▶ _DIRECTIONS_
All of the records below must be output exactly, with no pictures carried over.

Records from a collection
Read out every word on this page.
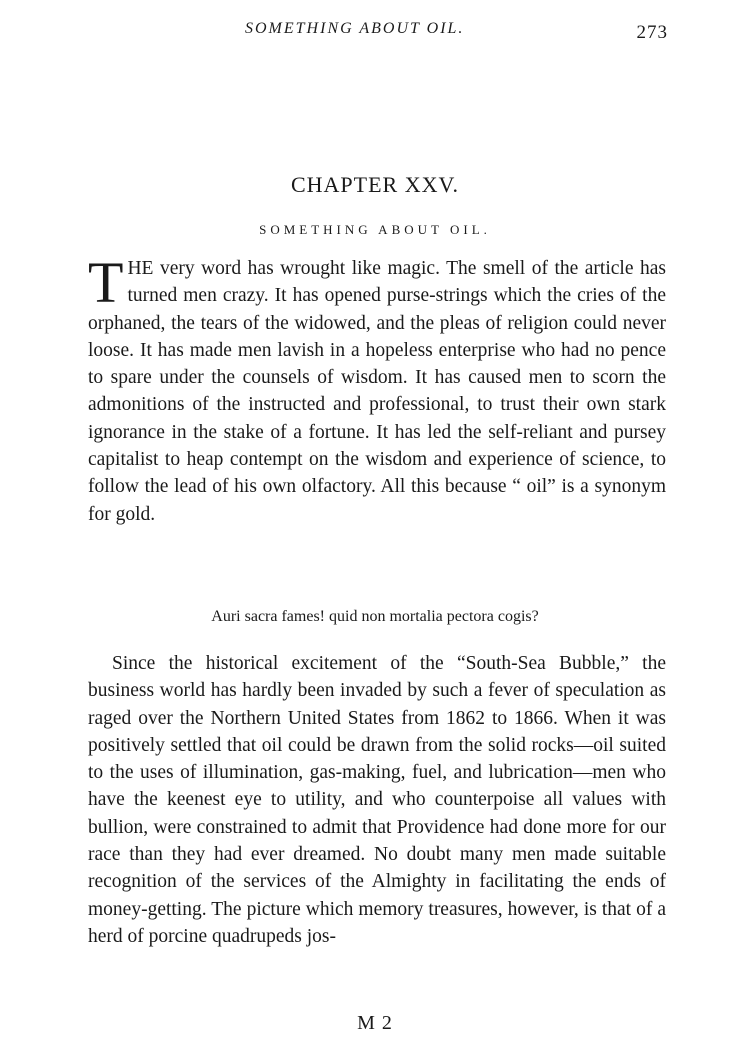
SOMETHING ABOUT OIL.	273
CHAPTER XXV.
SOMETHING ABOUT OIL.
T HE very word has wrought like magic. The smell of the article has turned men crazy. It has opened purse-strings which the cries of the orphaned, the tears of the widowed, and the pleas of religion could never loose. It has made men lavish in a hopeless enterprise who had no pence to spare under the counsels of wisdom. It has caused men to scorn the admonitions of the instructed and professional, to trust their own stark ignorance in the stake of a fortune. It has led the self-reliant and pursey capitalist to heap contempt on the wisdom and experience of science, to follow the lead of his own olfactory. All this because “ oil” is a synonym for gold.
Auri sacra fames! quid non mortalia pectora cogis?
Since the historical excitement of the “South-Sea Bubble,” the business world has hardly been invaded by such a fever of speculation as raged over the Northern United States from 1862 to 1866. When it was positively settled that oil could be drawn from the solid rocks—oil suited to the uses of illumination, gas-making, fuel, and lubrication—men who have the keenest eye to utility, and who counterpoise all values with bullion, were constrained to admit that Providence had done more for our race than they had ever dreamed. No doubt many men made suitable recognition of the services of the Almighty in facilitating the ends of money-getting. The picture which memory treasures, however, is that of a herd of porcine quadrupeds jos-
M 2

▶ _CORRECT OUTPUT_
Read out every word on this page.
SOMETHING ABOUT OIL.	273
CHAPTER XXV.
SOMETHING ABOUT OIL.
T HE very word has wrought like magic. The smell of the article has turned men crazy. It has opened purse-strings which the cries of the orphaned, the tears of the widowed, and the pleas of religion could never loose. It has made men lavish in a hopeless enterprise who had no pence to spare under the counsels of wisdom. It has caused men to scorn the admonitions of the instructed and professional, to trust their own stark ignorance in the stake of a fortune. It has led the self-reliant and pursey capitalist to heap contempt on the wisdom and experience of science, to follow the lead of his own olfactory. All this because “ oil” is a synonym for gold.
Auri sacra fames! quid non mortalia pectora cogis?
Since the historical excitement of the “South-Sea Bubble,” the business world has hardly been invaded by such a fever of speculation as raged over the Northern United States from 1862 to 1866. When it was positively settled that oil could be drawn from the solid rocks—oil suited to the uses of illumination, gas-making, fuel, and lubrication—men who have the keenest eye to utility, and who counterpoise all values with bullion, were constrained to admit that Providence had done more for our race than they had ever dreamed. No doubt many men made suitable recognition of the services of the Almighty in facilitating the ends of money-getting. The picture which memory treasures, however, is that of a herd of porcine quadrupeds jos-
M 2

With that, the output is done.